- **What is asked**: Return the entries below in their exact form, leaving the pictures out.

▬▬▬▬▬▬

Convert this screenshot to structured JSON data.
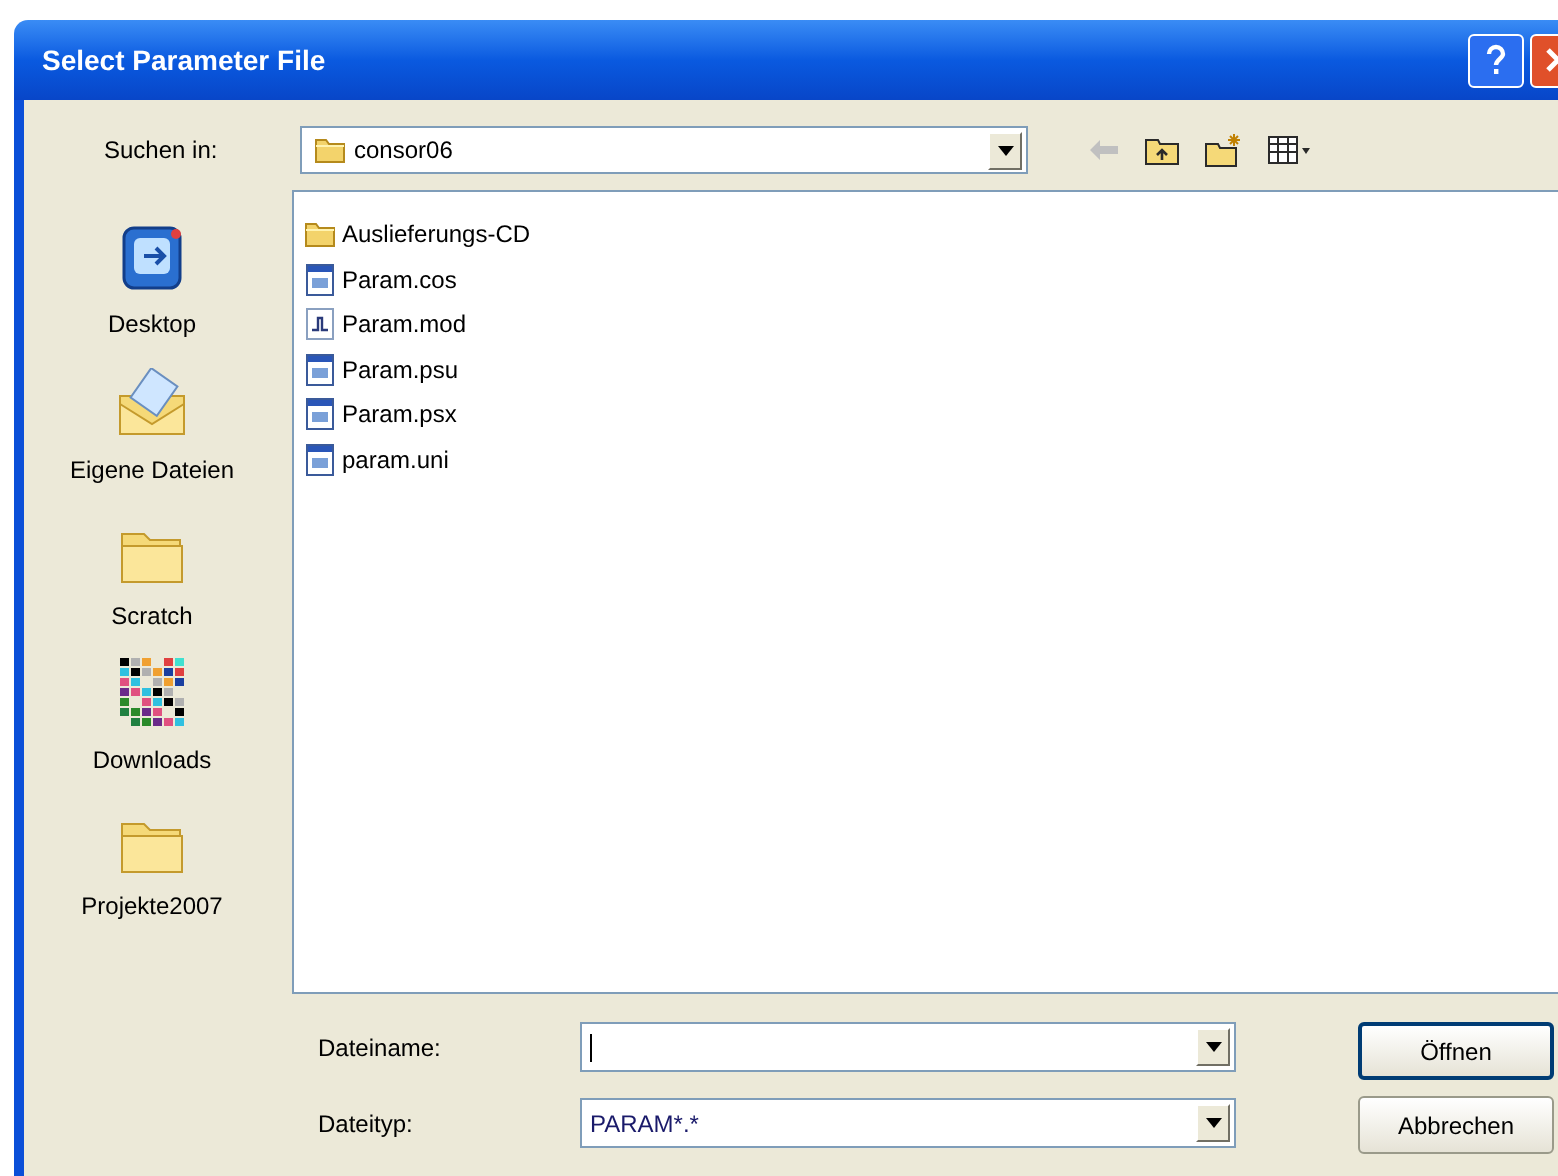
{
  "window": {
    "title": "Select Parameter File"
  },
  "look_in": {
    "label": "Suchen in:",
    "value": "consor06"
  },
  "toolbar": [
    {
      "kind": "back",
      "disabled": true
    },
    {
      "kind": "up",
      "disabled": false
    },
    {
      "kind": "new_folder",
      "disabled": false
    },
    {
      "kind": "views",
      "disabled": false
    }
  ],
  "places": [
    {
      "kind": "desktop",
      "label": "Desktop"
    },
    {
      "kind": "documents",
      "label": "Eigene Dateien"
    },
    {
      "kind": "folder",
      "label": "Scratch"
    },
    {
      "kind": "downloads",
      "label": "Downloads"
    },
    {
      "kind": "folder",
      "label": "Projekte2007"
    }
  ],
  "files": [
    {
      "kind": "folder",
      "name": "Auslieferungs-CD"
    },
    {
      "kind": "doc",
      "name": "Param.cos"
    },
    {
      "kind": "mod",
      "name": "Param.mod"
    },
    {
      "kind": "doc",
      "name": "Param.psu"
    },
    {
      "kind": "doc",
      "name": "Param.psx"
    },
    {
      "kind": "doc",
      "name": "param.uni"
    }
  ],
  "file_name": {
    "label": "Dateiname:"
  },
  "file_type": {
    "label": "Dateityp:",
    "value": "PARAM*.*"
  },
  "buttons": [
    {
      "label": "Öffnen",
      "default": true
    },
    {
      "label": "Abbrechen",
      "default": false
    }
  ]
}
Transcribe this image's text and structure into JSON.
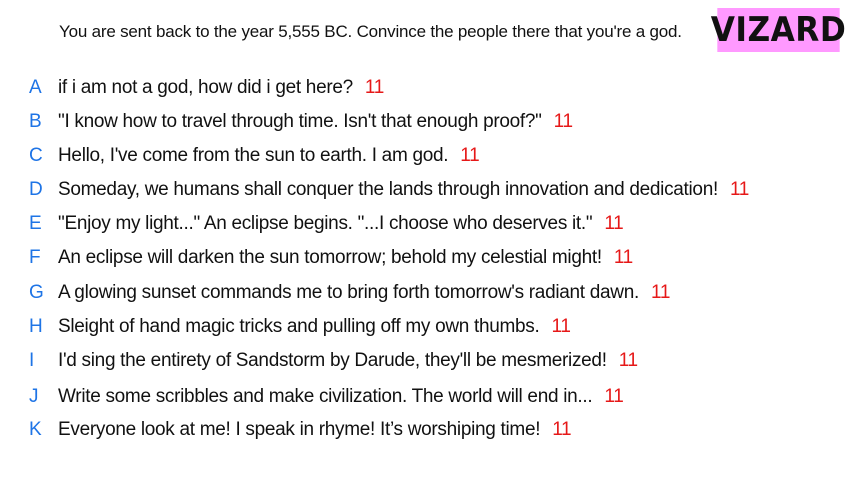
{
  "prompt": "You are sent back to the year 5,555 BC. Convince the people there that you're a god.",
  "logo": {
    "text": "VIZARD",
    "background": "#ff99ff"
  },
  "colors": {
    "letter": "#1e74e6",
    "score": "#e61818"
  },
  "answers": [
    {
      "letter": "A",
      "text": "if i am not a god, how did i get here?",
      "score": "11"
    },
    {
      "letter": "B",
      "text": "\"I know how to travel through time. Isn't that enough proof?\"",
      "score": "11"
    },
    {
      "letter": "C",
      "text": "Hello, I've come from the sun to earth. I am god.",
      "score": "11"
    },
    {
      "letter": "D",
      "text": "Someday, we humans shall conquer the lands through innovation and dedication!",
      "score": "11"
    },
    {
      "letter": "E",
      "text": "\"Enjoy my light...\" An eclipse begins. \"...I choose who deserves it.\"",
      "score": "11"
    },
    {
      "letter": "F",
      "text": "An eclipse will darken the sun tomorrow; behold my celestial might!",
      "score": "11"
    },
    {
      "letter": "G",
      "text": "A glowing sunset commands me to bring forth tomorrow's radiant dawn.",
      "score": "11"
    },
    {
      "letter": "H",
      "text": "Sleight of hand magic tricks and pulling off my own thumbs.",
      "score": "11"
    },
    {
      "letter": "I",
      "text": "I'd sing the entirety of Sandstorm by Darude, they'll be mesmerized!",
      "score": "11"
    },
    {
      "letter": "J",
      "text": "Write some scribbles and make civilization. The world will end in...",
      "score": "11"
    },
    {
      "letter": "K",
      "text": "Everyone look at me! I speak in rhyme! It’s worshiping time!",
      "score": "11"
    }
  ]
}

▬▬▬▬▬▬

- **Exercise answer**:
Convert this screenshot to structured JSON data.
{
  "window": {
    "title": "Select Parameter File"
  },
  "look_in": {
    "label": "Suchen in:",
    "value": "consor06"
  },
  "toolbar": [
    {
      "kind": "back",
      "disabled": true
    },
    {
      "kind": "up",
      "disabled": false
    },
    {
      "kind": "new_folder",
      "disabled": false
    },
    {
      "kind": "views",
      "disabled": false
    }
  ],
  "places": [
    {
      "kind": "desktop",
      "label": "Desktop"
    },
    {
      "kind": "documents",
      "label": "Eigene Dateien"
    },
    {
      "kind": "folder",
      "label": "Scratch"
    },
    {
      "kind": "downloads",
      "label": "Downloads"
    },
    {
      "kind": "folder",
      "label": "Projekte2007"
    }
  ],
  "files": [
    {
      "kind": "folder",
      "name": "Auslieferungs-CD"
    },
    {
      "kind": "doc",
      "name": "Param.cos"
    },
    {
      "kind": "mod",
      "name": "Param.mod"
    },
    {
      "kind": "doc",
      "name": "Param.psu"
    },
    {
      "kind": "doc",
      "name": "Param.psx"
    },
    {
      "kind": "doc",
      "name": "param.uni"
    }
  ],
  "file_name": {
    "label": "Dateiname:"
  },
  "file_type": {
    "label": "Dateityp:",
    "value": "PARAM*.*"
  },
  "buttons": [
    {
      "label": "Öffnen",
      "default": true
    },
    {
      "label": "Abbrechen",
      "default": false
    }
  ]
}
Transcribe this image's text and structure into JSON.
{
  "prompt": "You are sent back to the year 5,555 BC. Convince the people there that you're a god.",
  "logo": {
    "text": "VIZARD",
    "background": "#ff99ff"
  },
  "colors": {
    "letter": "#1e74e6",
    "score": "#e61818"
  },
  "answers": [
    {
      "letter": "A",
      "text": "if i am not a god, how did i get here?",
      "score": "11"
    },
    {
      "letter": "B",
      "text": "\"I know how to travel through time. Isn't that enough proof?\"",
      "score": "11"
    },
    {
      "letter": "C",
      "text": "Hello, I've come from the sun to earth. I am god.",
      "score": "11"
    },
    {
      "letter": "D",
      "text": "Someday, we humans shall conquer the lands through innovation and dedication!",
      "score": "11"
    },
    {
      "letter": "E",
      "text": "\"Enjoy my light...\" An eclipse begins. \"...I choose who deserves it.\"",
      "score": "11"
    },
    {
      "letter": "F",
      "text": "An eclipse will darken the sun tomorrow; behold my celestial might!",
      "score": "11"
    },
    {
      "letter": "G",
      "text": "A glowing sunset commands me to bring forth tomorrow's radiant dawn.",
      "score": "11"
    },
    {
      "letter": "H",
      "text": "Sleight of hand magic tricks and pulling off my own thumbs.",
      "score": "11"
    },
    {
      "letter": "I",
      "text": "I'd sing the entirety of Sandstorm by Darude, they'll be mesmerized!",
      "score": "11"
    },
    {
      "letter": "J",
      "text": "Write some scribbles and make civilization. The world will end in...",
      "score": "11"
    },
    {
      "letter": "K",
      "text": "Everyone look at me! I speak in rhyme! It’s worshiping time!",
      "score": "11"
    }
  ]
}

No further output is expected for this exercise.